→ **DATA TO PROCESS**

****************

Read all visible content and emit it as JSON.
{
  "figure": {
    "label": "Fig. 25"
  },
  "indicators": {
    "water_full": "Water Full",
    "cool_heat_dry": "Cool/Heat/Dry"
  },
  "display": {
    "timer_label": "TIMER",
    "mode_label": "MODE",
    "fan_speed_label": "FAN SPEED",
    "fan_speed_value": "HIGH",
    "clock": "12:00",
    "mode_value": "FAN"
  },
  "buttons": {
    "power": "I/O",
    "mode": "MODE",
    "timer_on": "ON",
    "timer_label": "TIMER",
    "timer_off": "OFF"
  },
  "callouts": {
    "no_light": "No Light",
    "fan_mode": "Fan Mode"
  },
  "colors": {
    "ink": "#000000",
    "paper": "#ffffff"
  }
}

****************

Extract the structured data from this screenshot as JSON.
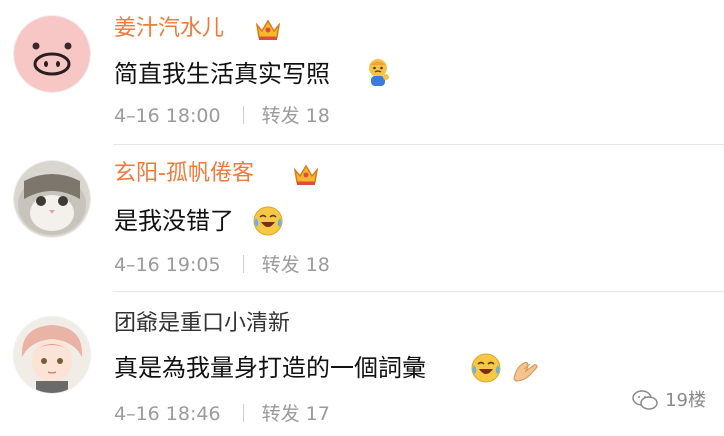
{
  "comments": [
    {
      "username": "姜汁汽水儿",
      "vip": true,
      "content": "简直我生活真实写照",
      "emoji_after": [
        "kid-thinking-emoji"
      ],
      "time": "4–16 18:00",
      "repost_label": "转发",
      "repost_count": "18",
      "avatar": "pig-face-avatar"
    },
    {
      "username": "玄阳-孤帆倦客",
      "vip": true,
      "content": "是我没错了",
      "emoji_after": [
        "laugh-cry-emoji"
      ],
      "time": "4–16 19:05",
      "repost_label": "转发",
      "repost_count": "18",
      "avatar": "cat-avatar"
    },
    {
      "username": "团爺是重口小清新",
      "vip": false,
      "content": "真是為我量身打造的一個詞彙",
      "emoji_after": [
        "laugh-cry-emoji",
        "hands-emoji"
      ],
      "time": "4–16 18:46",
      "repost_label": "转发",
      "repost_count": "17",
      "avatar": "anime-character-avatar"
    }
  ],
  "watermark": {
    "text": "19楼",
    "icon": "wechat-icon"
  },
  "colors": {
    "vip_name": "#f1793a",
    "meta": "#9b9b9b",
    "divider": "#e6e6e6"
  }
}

****************

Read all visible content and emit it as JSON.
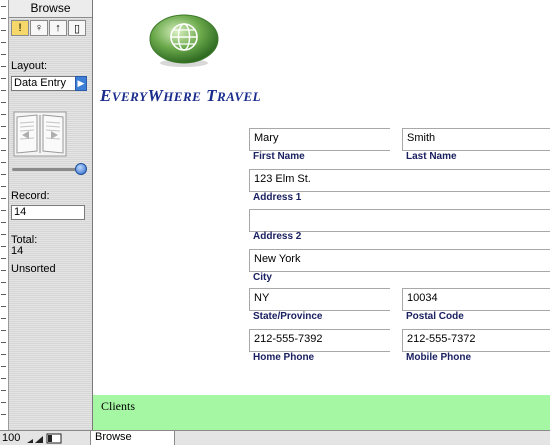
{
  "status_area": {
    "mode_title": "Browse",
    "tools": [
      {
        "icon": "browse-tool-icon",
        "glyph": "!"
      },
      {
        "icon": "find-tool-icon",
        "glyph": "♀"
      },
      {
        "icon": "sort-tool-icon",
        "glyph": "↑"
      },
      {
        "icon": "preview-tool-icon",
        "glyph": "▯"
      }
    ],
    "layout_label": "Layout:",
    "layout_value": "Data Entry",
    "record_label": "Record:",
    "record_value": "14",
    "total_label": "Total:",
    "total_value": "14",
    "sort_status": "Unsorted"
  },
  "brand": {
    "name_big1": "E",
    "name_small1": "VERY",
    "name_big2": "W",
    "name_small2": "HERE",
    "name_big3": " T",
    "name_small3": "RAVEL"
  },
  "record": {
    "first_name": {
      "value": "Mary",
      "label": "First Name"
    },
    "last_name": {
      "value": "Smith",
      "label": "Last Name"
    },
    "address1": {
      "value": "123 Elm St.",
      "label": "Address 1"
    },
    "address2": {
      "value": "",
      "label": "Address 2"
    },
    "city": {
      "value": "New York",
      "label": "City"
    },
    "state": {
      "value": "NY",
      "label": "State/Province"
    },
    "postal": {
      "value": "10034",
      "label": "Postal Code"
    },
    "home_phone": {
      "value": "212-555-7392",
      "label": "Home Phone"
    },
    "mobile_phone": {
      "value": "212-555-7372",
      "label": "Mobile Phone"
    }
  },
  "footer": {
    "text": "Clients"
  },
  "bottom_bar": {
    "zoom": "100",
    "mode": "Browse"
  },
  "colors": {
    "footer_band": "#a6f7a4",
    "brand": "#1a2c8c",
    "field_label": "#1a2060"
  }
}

****************

→ **DIRECTION**
In the records shown above, how many lines include the word "content"? Answer with the number only.

→ **EXERCISE SOLUTION**
5